TASK DESCRIPTION -
Omit all pictures and give the records below again exactly as written.

━━━━━━━━━━

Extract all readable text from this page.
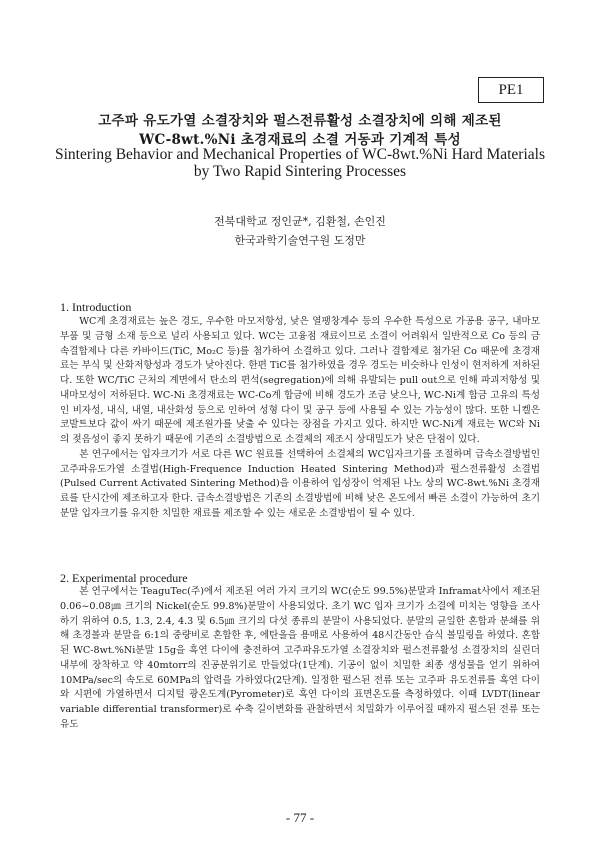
PE1
고주파 유도가열 소결장치와 펄스전류활성 소결장치에 의해 제조된
WC-8wt.%Ni 초경재료의 소결 거동과 기계적 특성
Sintering Behavior and Mechanical Properties of WC-8wt.%Ni Hard Materials
by Two Rapid Sintering Processes
전북대학교 정인균*, 김환철, 손인진
한국과학기술연구원 도정만
1. Introduction

WC계 초경재료는 높은 경도, 우수한 마모저항성, 낮은 열팽창계수 등의 우수한 특성으로 가공용 공구, 내마모 부품 및 금형 소재 등으로 널리 사용되고 있다. WC는 고융점 재료이므로 소결이 어려워서 일반적으로 Co 등의 금속결합제나 다른 카바이드(TiC, Mo₂C 등)를 첨가하여 소결하고 있다. 그러나 결합제로 첨가된 Co 때문에 초경재료는 부식 및 산화저항성과 경도가 낮아진다. 한편 TiC를 첨가하였을 경우 경도는 비슷하나 인성이 현저하게 저하된다. 또한 WC/TiC 근처의 계면에서 탄소의 편석(segregation)에 의해 유발되는 pull out으로 인해 파괴저항성 및 내마모성이 저하된다. WC-Ni 초경재료는 WC-Co계 합금에 비해 경도가 조금 낮으나, WC-Ni계 합금 고유의 특성인 비자성, 내식, 내열, 내산화성 등으로 인하여 성형 다이 및 공구 등에 사용될 수 있는 가능성이 많다. 또한 니켈은 코발트보다 값이 싸기 때문에 제조원가를 낮출 수 있다는 장점을 가지고 있다. 하지만 WC-Ni계 재료는 WC와 Ni의 젖음성이 좋지 못하기 때문에 기존의 소결방법으로 소결체의 제조시 상대밀도가 낮은 단점이 있다.

본 연구에서는 입자크기가 서로 다른 WC 원료를 선택하여 소결체의 WC입자크기를 조절하며 급속소결방법인 고주파유도가열 소결법(High-Frequence Induction Heated Sintering Method)과 펄스전류활성 소결법(Pulsed Current Activated Sintering Method)을 이용하여 입성장이 억제된 나노 상의 WC-8wt.%Ni 초경재료를 단시간에 제조하고자 한다. 급속소결방법은 기존의 소결방법에 비해 낮은 온도에서 빠른 소결이 가능하여 초기 분말 입자크기를 유지한 치밀한 재료를 제조할 수 있는 새로운 소결방법이 될 수 있다.

2. Experimental procedure

본 연구에서는 TeaguTec(주)에서 제조된 여러 가지 크기의 WC(순도 99.5%)분말과 Inframat사에서 제조된 0.06~0.08㎛ 크기의 Nickel(순도 99.8%)분말이 사용되었다. 초기 WC 입자 크기가 소결에 미치는 영향을 조사하기 위하여 0.5, 1.3, 2.4, 4.3 및 6.5㎛ 크기의 다섯 종류의 분말이 사용되었다. 분말의 균일한 혼합과 분쇄를 위해 초경볼과 분말을 6:1의 중량비로 혼합한 후, 에탄올을 용매로 사용하여 48시간동안 습식 볼밀링을 하였다. 혼합된 WC-8wt.%Ni분말 15g을 흑연 다이에 충전하여 고주파유도가열 소결장치와 펄스전류활성 소결장치의 실린더 내부에 장착하고 약 40mtorr의 진공분위기로 만들었다(1단계). 기공이 없이 치밀한 최종 생성물을 얻기 위하여 10MPa/sec의 속도로 60MPa의 압력을 가하였다(2단계). 일정한 펄스된 전류 또는 고주파 유도전류를 흑연 다이와 시편에 가열하면서 디지털 광온도계(Pyrometer)로 흑연 다이의 표면온도를 측정하였다. 이때 LVDT(linear variable differential transformer)로 수축 길이변화를 관찰하면서 치밀화가 이루어질 때까지 펄스된 전류 또는 유도

- 77 -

━━━━━━━━━━

FINISHED TASK -
Extract all readable text from this page.
PE1
고주파 유도가열 소결장치와 펄스전류활성 소결장치에 의해 제조된
WC-8wt.%Ni 초경재료의 소결 거동과 기계적 특성
Sintering Behavior and Mechanical Properties of WC-8wt.%Ni Hard Materials
by Two Rapid Sintering Processes
전북대학교 정인균*, 김환철, 손인진
한국과학기술연구원 도정만
1. Introduction

WC계 초경재료는 높은 경도, 우수한 마모저항성, 낮은 열팽창계수 등의 우수한 특성으로 가공용 공구, 내마모 부품 및 금형 소재 등으로 널리 사용되고 있다. WC는 고융점 재료이므로 소결이 어려워서 일반적으로 Co 등의 금속결합제나 다른 카바이드(TiC, Mo₂C 등)를 첨가하여 소결하고 있다. 그러나 결합제로 첨가된 Co 때문에 초경재료는 부식 및 산화저항성과 경도가 낮아진다. 한편 TiC를 첨가하였을 경우 경도는 비슷하나 인성이 현저하게 저하된다. 또한 WC/TiC 근처의 계면에서 탄소의 편석(segregation)에 의해 유발되는 pull out으로 인해 파괴저항성 및 내마모성이 저하된다. WC-Ni 초경재료는 WC-Co계 합금에 비해 경도가 조금 낮으나, WC-Ni계 합금 고유의 특성인 비자성, 내식, 내열, 내산화성 등으로 인하여 성형 다이 및 공구 등에 사용될 수 있는 가능성이 많다. 또한 니켈은 코발트보다 값이 싸기 때문에 제조원가를 낮출 수 있다는 장점을 가지고 있다. 하지만 WC-Ni계 재료는 WC와 Ni의 젖음성이 좋지 못하기 때문에 기존의 소결방법으로 소결체의 제조시 상대밀도가 낮은 단점이 있다.

본 연구에서는 입자크기가 서로 다른 WC 원료를 선택하여 소결체의 WC입자크기를 조절하며 급속소결방법인 고주파유도가열 소결법(High-Frequence Induction Heated Sintering Method)과 펄스전류활성 소결법(Pulsed Current Activated Sintering Method)을 이용하여 입성장이 억제된 나노 상의 WC-8wt.%Ni 초경재료를 단시간에 제조하고자 한다. 급속소결방법은 기존의 소결방법에 비해 낮은 온도에서 빠른 소결이 가능하여 초기 분말 입자크기를 유지한 치밀한 재료를 제조할 수 있는 새로운 소결방법이 될 수 있다.

2. Experimental procedure

본 연구에서는 TeaguTec(주)에서 제조된 여러 가지 크기의 WC(순도 99.5%)분말과 Inframat사에서 제조된 0.06~0.08㎛ 크기의 Nickel(순도 99.8%)분말이 사용되었다. 초기 WC 입자 크기가 소결에 미치는 영향을 조사하기 위하여 0.5, 1.3, 2.4, 4.3 및 6.5㎛ 크기의 다섯 종류의 분말이 사용되었다. 분말의 균일한 혼합과 분쇄를 위해 초경볼과 분말을 6:1의 중량비로 혼합한 후, 에탄올을 용매로 사용하여 48시간동안 습식 볼밀링을 하였다. 혼합된 WC-8wt.%Ni분말 15g을 흑연 다이에 충전하여 고주파유도가열 소결장치와 펄스전류활성 소결장치의 실린더 내부에 장착하고 약 40mtorr의 진공분위기로 만들었다(1단계). 기공이 없이 치밀한 최종 생성물을 얻기 위하여 10MPa/sec의 속도로 60MPa의 압력을 가하였다(2단계). 일정한 펄스된 전류 또는 고주파 유도전류를 흑연 다이와 시편에 가열하면서 디지털 광온도계(Pyrometer)로 흑연 다이의 표면온도를 측정하였다. 이때 LVDT(linear variable differential transformer)로 수축 길이변화를 관찰하면서 치밀화가 이루어질 때까지 펄스된 전류 또는 유도

- 77 -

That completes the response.